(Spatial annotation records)
* start *

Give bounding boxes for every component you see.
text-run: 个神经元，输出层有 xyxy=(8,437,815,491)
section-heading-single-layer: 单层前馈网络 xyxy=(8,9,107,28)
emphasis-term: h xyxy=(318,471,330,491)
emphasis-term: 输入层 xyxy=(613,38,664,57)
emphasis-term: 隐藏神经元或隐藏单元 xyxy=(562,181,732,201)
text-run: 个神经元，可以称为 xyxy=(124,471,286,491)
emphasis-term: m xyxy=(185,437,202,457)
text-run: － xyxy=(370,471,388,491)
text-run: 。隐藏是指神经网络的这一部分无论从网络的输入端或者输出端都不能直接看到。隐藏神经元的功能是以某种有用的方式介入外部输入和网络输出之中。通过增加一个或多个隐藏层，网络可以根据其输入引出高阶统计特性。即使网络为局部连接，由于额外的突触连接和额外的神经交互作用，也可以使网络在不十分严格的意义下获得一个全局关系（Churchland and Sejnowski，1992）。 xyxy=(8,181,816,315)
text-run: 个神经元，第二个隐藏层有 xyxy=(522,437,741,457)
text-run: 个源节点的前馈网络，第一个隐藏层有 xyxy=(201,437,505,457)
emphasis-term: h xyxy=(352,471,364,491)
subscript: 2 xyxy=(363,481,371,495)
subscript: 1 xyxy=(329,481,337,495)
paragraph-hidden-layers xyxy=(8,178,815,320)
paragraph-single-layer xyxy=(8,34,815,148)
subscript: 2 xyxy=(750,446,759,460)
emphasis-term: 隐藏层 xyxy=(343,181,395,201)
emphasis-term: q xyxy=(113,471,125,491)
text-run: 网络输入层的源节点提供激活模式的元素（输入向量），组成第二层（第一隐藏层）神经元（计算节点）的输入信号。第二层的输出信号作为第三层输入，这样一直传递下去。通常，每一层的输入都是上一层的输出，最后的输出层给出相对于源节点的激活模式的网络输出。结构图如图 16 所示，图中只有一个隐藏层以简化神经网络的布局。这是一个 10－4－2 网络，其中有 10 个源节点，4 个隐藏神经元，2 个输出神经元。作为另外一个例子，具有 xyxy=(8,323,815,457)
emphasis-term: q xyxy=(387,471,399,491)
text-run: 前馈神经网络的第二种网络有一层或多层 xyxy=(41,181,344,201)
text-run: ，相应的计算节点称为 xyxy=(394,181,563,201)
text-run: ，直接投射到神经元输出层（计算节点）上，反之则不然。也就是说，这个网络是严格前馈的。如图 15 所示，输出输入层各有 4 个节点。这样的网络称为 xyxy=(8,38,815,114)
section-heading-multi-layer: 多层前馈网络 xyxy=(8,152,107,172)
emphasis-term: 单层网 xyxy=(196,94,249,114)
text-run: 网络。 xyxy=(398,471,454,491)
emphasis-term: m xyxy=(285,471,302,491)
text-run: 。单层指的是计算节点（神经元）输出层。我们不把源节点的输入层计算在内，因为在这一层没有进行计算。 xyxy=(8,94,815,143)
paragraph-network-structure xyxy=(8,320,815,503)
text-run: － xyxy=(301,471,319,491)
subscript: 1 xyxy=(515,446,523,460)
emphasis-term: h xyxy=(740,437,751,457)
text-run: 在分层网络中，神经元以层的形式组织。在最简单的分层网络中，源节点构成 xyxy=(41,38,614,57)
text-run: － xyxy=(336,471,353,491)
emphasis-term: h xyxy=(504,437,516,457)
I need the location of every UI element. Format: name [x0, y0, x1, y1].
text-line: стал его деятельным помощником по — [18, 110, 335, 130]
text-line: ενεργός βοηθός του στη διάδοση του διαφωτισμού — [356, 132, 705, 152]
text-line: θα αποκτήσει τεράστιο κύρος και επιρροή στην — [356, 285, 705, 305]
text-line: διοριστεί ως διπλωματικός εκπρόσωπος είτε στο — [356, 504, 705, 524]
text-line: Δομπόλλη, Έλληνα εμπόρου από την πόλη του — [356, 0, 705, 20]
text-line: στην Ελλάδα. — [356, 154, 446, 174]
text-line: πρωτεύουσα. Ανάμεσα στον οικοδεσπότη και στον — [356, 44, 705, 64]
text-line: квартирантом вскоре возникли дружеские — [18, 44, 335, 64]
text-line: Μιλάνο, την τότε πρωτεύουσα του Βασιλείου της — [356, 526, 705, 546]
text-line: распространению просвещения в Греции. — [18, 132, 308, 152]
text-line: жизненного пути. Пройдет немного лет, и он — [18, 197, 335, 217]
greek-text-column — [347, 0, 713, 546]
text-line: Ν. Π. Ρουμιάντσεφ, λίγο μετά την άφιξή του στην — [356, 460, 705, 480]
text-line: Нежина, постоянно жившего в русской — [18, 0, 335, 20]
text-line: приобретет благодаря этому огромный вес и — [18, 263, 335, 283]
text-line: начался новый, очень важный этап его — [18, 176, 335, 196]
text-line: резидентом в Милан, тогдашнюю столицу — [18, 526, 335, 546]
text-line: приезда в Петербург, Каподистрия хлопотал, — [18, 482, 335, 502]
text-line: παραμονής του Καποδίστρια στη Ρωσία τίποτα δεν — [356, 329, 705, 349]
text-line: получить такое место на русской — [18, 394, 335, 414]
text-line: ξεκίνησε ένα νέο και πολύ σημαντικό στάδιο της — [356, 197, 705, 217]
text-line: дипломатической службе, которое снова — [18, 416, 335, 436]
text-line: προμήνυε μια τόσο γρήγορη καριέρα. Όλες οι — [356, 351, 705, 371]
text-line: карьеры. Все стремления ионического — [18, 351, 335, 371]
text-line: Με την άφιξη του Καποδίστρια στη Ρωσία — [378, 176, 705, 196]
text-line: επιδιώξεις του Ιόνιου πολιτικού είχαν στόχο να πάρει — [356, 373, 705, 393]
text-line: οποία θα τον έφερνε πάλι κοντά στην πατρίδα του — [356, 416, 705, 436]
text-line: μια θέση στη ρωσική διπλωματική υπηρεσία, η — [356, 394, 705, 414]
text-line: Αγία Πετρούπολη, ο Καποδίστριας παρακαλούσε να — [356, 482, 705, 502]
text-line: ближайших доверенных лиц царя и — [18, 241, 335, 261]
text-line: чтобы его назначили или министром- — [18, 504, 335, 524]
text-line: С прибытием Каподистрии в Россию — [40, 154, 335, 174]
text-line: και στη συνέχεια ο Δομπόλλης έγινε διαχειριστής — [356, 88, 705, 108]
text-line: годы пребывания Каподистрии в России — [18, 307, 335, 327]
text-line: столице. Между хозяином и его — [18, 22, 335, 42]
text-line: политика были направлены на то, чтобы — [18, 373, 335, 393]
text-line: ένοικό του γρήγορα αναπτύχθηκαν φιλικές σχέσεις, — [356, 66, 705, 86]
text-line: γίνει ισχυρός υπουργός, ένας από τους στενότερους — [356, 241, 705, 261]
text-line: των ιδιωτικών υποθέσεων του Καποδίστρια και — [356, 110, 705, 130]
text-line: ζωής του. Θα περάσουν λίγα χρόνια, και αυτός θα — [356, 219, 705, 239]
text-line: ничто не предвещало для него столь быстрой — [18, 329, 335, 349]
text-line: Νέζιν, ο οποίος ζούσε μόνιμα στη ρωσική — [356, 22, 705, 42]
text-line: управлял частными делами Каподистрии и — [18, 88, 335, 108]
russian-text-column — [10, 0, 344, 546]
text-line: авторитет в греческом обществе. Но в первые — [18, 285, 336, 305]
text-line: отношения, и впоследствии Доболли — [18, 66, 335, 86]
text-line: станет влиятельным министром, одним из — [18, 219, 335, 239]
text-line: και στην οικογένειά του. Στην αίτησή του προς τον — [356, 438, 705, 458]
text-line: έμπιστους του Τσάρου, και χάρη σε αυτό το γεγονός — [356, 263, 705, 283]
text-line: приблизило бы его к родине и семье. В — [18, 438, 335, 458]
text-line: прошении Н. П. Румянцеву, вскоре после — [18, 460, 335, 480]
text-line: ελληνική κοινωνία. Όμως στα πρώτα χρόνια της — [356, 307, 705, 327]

* end *

### Work required
Copy out the lines from the start of the records through the line containing "paragraph-hidden-layers xyxy=(8,178,815,320)", both included.

### Response
Give bounding boxes for every component you see.
text-run: 个神经元，输出层有 xyxy=(8,437,815,491)
section-heading-single-layer: 单层前馈网络 xyxy=(8,9,107,28)
emphasis-term: h xyxy=(318,471,330,491)
emphasis-term: 输入层 xyxy=(613,38,664,57)
emphasis-term: 隐藏神经元或隐藏单元 xyxy=(562,181,732,201)
text-run: 个神经元，可以称为 xyxy=(124,471,286,491)
emphasis-term: m xyxy=(185,437,202,457)
text-run: － xyxy=(370,471,388,491)
text-run: 。隐藏是指神经网络的这一部分无论从网络的输入端或者输出端都不能直接看到。隐藏神经元的功能是以某种有用的方式介入外部输入和网络输出之中。通过增加一个或多个隐藏层，网络可以根据其输入引出高阶统计特性。即使网络为局部连接，由于额外的突触连接和额外的神经交互作用，也可以使网络在不十分严格的意义下获得一个全局关系（Churchland and Sejnowski，1992）。 xyxy=(8,181,816,315)
text-run: 个神经元，第二个隐藏层有 xyxy=(522,437,741,457)
text-run: 个源节点的前馈网络，第一个隐藏层有 xyxy=(201,437,505,457)
emphasis-term: h xyxy=(352,471,364,491)
subscript: 2 xyxy=(363,481,371,495)
subscript: 1 xyxy=(329,481,337,495)
paragraph-hidden-layers xyxy=(8,178,815,320)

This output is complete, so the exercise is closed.